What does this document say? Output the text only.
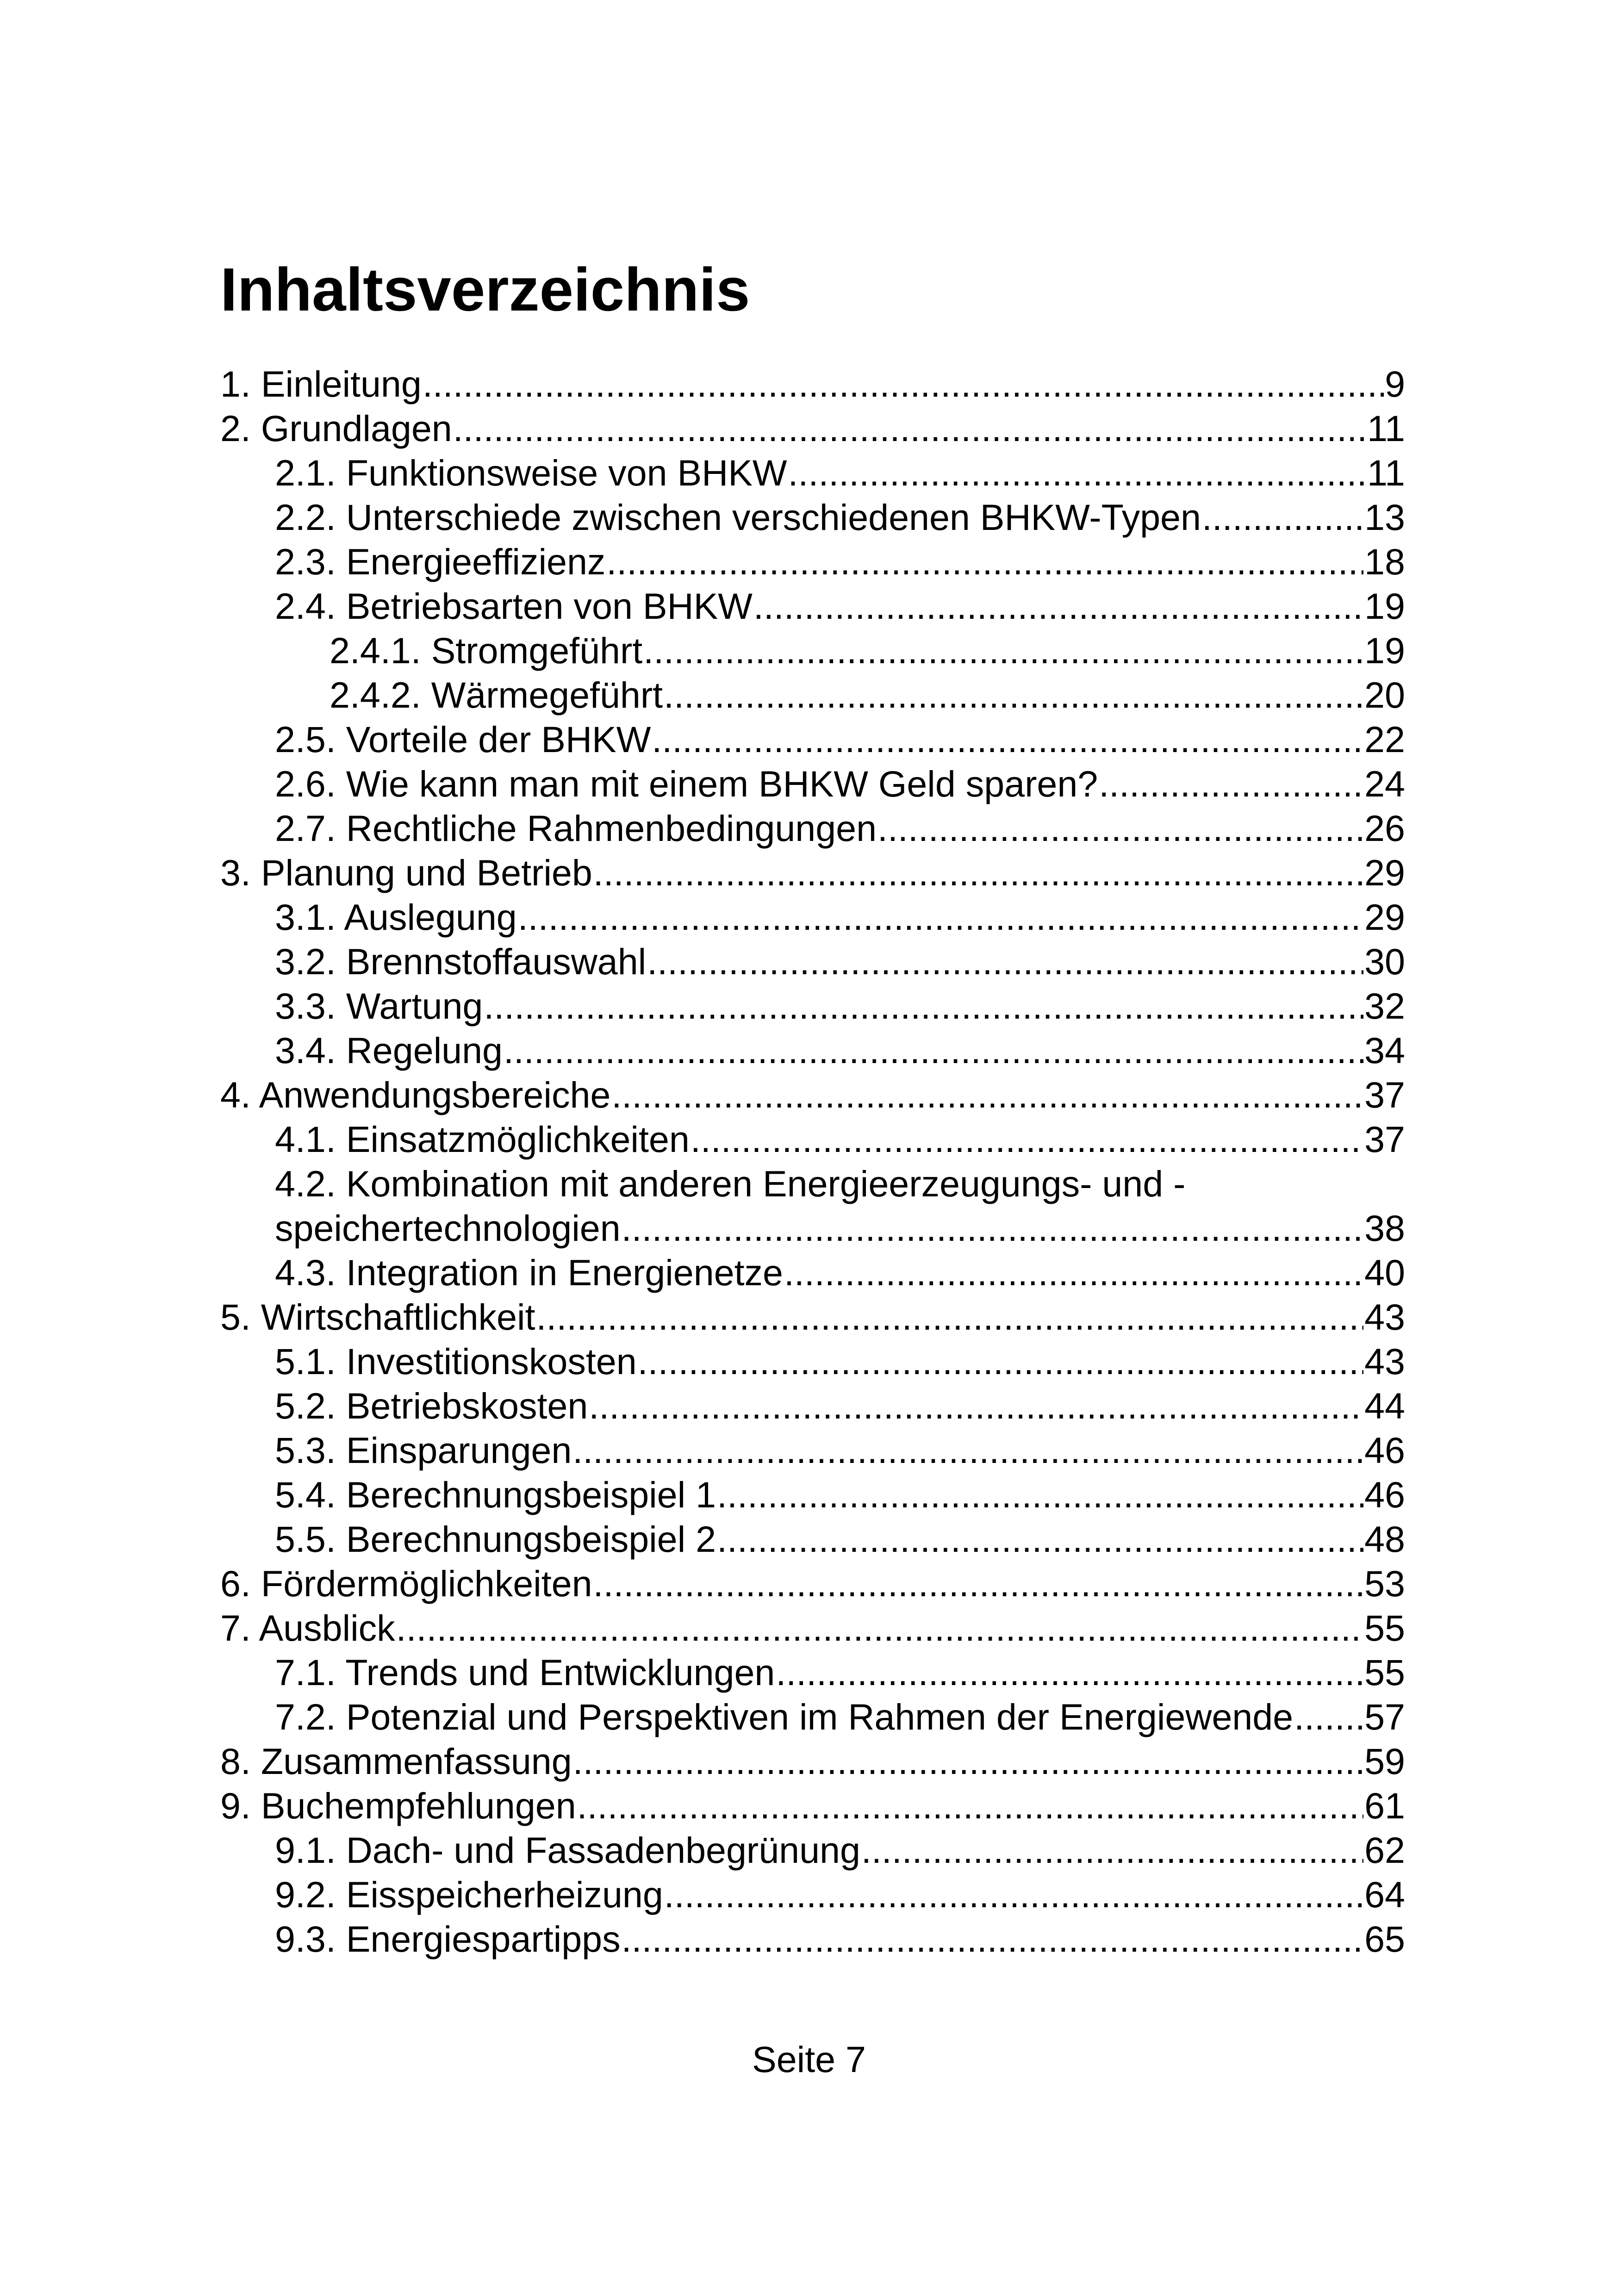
Inhaltsverzeichnis
1. Einleitung .....	9
2. Grundlagen .....	11
2.1. Funktionsweise von BHKW .....	11
2.2. Unterschiede zwischen verschiedenen BHKW-Typen .....	13
2.3. Energieeffizienz .....	18
2.4. Betriebsarten von BHKW .....	19
2.4.1. Stromgeführt .....	19
2.4.2. Wärmegeführt .....	20
2.5. Vorteile der BHKW .....	22
2.6. Wie kann man mit einem BHKW Geld sparen? .....	24
2.7. Rechtliche Rahmenbedingungen .....	26
3. Planung und Betrieb .....	29
3.1. Auslegung .....	29
3.2. Brennstoffauswahl .....	30
3.3. Wartung .....	32
3.4. Regelung .....	34
4. Anwendungsbereiche .....	37
4.1. Einsatzmöglichkeiten .....	37
4.2. Kombination mit anderen Energieerzeugungs- und -
speichertechnologien .....	38
4.3. Integration in Energienetze .....	40
5. Wirtschaftlichkeit .....	43
5.1. Investitionskosten .....	43
5.2. Betriebskosten .....	44
5.3. Einsparungen .....	46
5.4. Berechnungsbeispiel 1 .....	46
5.5. Berechnungsbeispiel 2 .....	48
6. Fördermöglichkeiten .....	53
7. Ausblick .....	55
7.1. Trends und Entwicklungen .....	55
7.2. Potenzial und Perspektiven im Rahmen der Energiewende ..... 57
8. Zusammenfassung .....	59
9. Buchempfehlungen .....	61
9.1. Dach- und Fassadenbegrünung .....	62
9.2. Eisspeicherheizung .....	64
9.3. Energiespartipps .....	65
Seite 7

_ _ _ _ _

- **WHAT IS REQUIRED**: Lines that hold "Berechnungsbeispiel" are the ones to copy; find all of them.

- **IN RESPONSE**:
5.4. Berechnungsbeispiel 1 .....	46
5.5. Berechnungsbeispiel 2 .....	48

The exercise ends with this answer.